• Do this
Write out all of the entries exactly, please.

• Exercise materials
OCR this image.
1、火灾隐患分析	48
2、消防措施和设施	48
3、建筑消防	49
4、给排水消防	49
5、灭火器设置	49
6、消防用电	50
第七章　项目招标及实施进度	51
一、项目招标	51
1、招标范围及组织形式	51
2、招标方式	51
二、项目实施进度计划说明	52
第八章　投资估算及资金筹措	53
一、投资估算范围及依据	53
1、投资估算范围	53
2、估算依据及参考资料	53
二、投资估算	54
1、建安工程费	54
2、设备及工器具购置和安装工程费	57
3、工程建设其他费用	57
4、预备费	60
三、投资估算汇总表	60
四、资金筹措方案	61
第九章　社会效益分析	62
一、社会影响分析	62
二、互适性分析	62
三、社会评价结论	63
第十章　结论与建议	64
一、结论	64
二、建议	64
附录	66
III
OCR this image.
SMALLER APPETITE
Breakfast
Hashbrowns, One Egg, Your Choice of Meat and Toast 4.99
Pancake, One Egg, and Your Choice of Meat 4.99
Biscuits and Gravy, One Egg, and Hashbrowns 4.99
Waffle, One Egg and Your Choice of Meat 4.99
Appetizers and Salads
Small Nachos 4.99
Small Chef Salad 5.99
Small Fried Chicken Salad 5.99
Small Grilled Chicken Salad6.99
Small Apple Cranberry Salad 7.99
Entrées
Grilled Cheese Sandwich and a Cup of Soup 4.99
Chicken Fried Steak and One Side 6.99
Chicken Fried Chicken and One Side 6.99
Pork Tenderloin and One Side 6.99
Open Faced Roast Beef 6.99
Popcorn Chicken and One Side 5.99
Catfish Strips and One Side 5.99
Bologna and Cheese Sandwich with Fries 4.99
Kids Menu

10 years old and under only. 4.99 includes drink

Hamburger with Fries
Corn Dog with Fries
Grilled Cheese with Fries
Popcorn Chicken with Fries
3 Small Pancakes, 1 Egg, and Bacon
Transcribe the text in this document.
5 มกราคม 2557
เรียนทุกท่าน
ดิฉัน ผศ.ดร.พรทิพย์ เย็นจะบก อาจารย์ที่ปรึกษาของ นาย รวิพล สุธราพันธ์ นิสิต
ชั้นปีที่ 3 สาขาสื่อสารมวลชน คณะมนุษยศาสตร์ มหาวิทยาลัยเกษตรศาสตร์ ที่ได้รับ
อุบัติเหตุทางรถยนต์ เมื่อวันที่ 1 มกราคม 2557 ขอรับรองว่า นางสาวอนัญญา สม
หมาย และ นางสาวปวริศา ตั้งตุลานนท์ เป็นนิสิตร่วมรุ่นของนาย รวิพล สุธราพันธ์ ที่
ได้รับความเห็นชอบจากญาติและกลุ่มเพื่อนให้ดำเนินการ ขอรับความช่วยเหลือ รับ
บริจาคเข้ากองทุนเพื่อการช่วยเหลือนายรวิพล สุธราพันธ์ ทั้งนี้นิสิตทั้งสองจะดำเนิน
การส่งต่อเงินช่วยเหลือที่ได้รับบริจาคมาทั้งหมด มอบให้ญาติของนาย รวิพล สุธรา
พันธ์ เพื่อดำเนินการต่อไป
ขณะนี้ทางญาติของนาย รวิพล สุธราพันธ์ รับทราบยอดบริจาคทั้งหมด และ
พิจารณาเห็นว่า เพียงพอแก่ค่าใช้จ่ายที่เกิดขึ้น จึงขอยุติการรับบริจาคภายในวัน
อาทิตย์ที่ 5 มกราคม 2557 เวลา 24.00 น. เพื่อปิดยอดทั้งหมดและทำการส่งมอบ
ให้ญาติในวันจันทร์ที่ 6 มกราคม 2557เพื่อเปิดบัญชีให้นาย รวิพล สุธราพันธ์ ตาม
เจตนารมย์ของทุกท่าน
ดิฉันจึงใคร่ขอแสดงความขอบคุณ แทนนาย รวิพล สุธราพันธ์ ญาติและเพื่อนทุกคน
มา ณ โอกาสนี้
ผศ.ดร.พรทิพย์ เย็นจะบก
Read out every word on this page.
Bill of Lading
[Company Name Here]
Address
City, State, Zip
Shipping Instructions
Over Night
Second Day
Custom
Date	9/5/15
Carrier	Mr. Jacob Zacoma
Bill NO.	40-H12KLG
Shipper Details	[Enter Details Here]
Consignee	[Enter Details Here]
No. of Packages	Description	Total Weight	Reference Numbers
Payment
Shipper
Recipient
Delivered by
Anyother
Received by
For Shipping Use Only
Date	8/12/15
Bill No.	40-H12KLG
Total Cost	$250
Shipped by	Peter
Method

• Correct output
OCR this image.
1、火灾隐患分析	48
2、消防措施和设施	48
3、建筑消防	49
4、给排水消防	49
5、灭火器设置	49
6、消防用电	50
第七章　项目招标及实施进度	51
一、项目招标	51
1、招标范围及组织形式	51
2、招标方式	51
二、项目实施进度计划说明	52
第八章　投资估算及资金筹措	53
一、投资估算范围及依据	53
1、投资估算范围	53
2、估算依据及参考资料	53
二、投资估算	54
1、建安工程费	54
2、设备及工器具购置和安装工程费	57
3、工程建设其他费用	57
4、预备费	60
三、投资估算汇总表	60
四、资金筹措方案	61
第九章　社会效益分析	62
一、社会影响分析	62
二、互适性分析	62
三、社会评价结论	63
第十章　结论与建议	64
一、结论	64
二、建议	64
附录	66
III
OCR this image.
SMALLER APPETITE
Breakfast
Hashbrowns, One Egg, Your Choice of Meat and Toast 4.99
Pancake, One Egg, and Your Choice of Meat 4.99
Biscuits and Gravy, One Egg, and Hashbrowns 4.99
Waffle, One Egg and Your Choice of Meat 4.99
Appetizers and Salads
Small Nachos 4.99
Small Chef Salad 5.99
Small Fried Chicken Salad 5.99
Small Grilled Chicken Salad6.99
Small Apple Cranberry Salad 7.99
Entrées
Grilled Cheese Sandwich and a Cup of Soup 4.99
Chicken Fried Steak and One Side 6.99
Chicken Fried Chicken and One Side 6.99
Pork Tenderloin and One Side 6.99
Open Faced Roast Beef 6.99
Popcorn Chicken and One Side 5.99
Catfish Strips and One Side 5.99
Bologna and Cheese Sandwich with Fries 4.99
Kids Menu

10 years old and under only. 4.99 includes drink

Hamburger with Fries
Corn Dog with Fries
Grilled Cheese with Fries
Popcorn Chicken with Fries
3 Small Pancakes, 1 Egg, and Bacon
Transcribe the text in this document.
5 มกราคม 2557
เรียนทุกท่าน
ดิฉัน ผศ.ดร.พรทิพย์ เย็นจะบก อาจารย์ที่ปรึกษาของ นาย รวิพล สุธราพันธ์ นิสิต
ชั้นปีที่ 3 สาขาสื่อสารมวลชน คณะมนุษยศาสตร์ มหาวิทยาลัยเกษตรศาสตร์ ที่ได้รับ
อุบัติเหตุทางรถยนต์ เมื่อวันที่ 1 มกราคม 2557 ขอรับรองว่า นางสาวอนัญญา สม
หมาย และ นางสาวปวริศา ตั้งตุลานนท์ เป็นนิสิตร่วมรุ่นของนาย รวิพล สุธราพันธ์ ที่
ได้รับความเห็นชอบจากญาติและกลุ่มเพื่อนให้ดำเนินการ ขอรับความช่วยเหลือ รับ
บริจาคเข้ากองทุนเพื่อการช่วยเหลือนายรวิพล สุธราพันธ์ ทั้งนี้นิสิตทั้งสองจะดำเนิน
การส่งต่อเงินช่วยเหลือที่ได้รับบริจาคมาทั้งหมด มอบให้ญาติของนาย รวิพล สุธรา
พันธ์ เพื่อดำเนินการต่อไป
ขณะนี้ทางญาติของนาย รวิพล สุธราพันธ์ รับทราบยอดบริจาคทั้งหมด และ
พิจารณาเห็นว่า เพียงพอแก่ค่าใช้จ่ายที่เกิดขึ้น จึงขอยุติการรับบริจาคภายในวัน
อาทิตย์ที่ 5 มกราคม 2557 เวลา 24.00 น. เพื่อปิดยอดทั้งหมดและทำการส่งมอบ
ให้ญาติในวันจันทร์ที่ 6 มกราคม 2557เพื่อเปิดบัญชีให้นาย รวิพล สุธราพันธ์ ตาม
เจตนารมย์ของทุกท่าน
ดิฉันจึงใคร่ขอแสดงความขอบคุณ แทนนาย รวิพล สุธราพันธ์ ญาติและเพื่อนทุกคน
มา ณ โอกาสนี้
ผศ.ดร.พรทิพย์ เย็นจะบก
Read out every word on this page.
Bill of Lading
[Company Name Here]
Address
City, State, Zip
Shipping Instructions
Over Night
Second Day
Custom
Date	9/5/15
Carrier	Mr. Jacob Zacoma
Bill NO.	40-H12KLG
Shipper Details	[Enter Details Here]
Consignee	[Enter Details Here]
No. of Packages	Description	Total Weight	Reference Numbers
Payment
Shipper
Recipient
Delivered by
Anyother
Received by
For Shipping Use Only
Date	8/12/15
Bill No.	40-H12KLG
Total Cost	$250
Shipped by	Peter
Method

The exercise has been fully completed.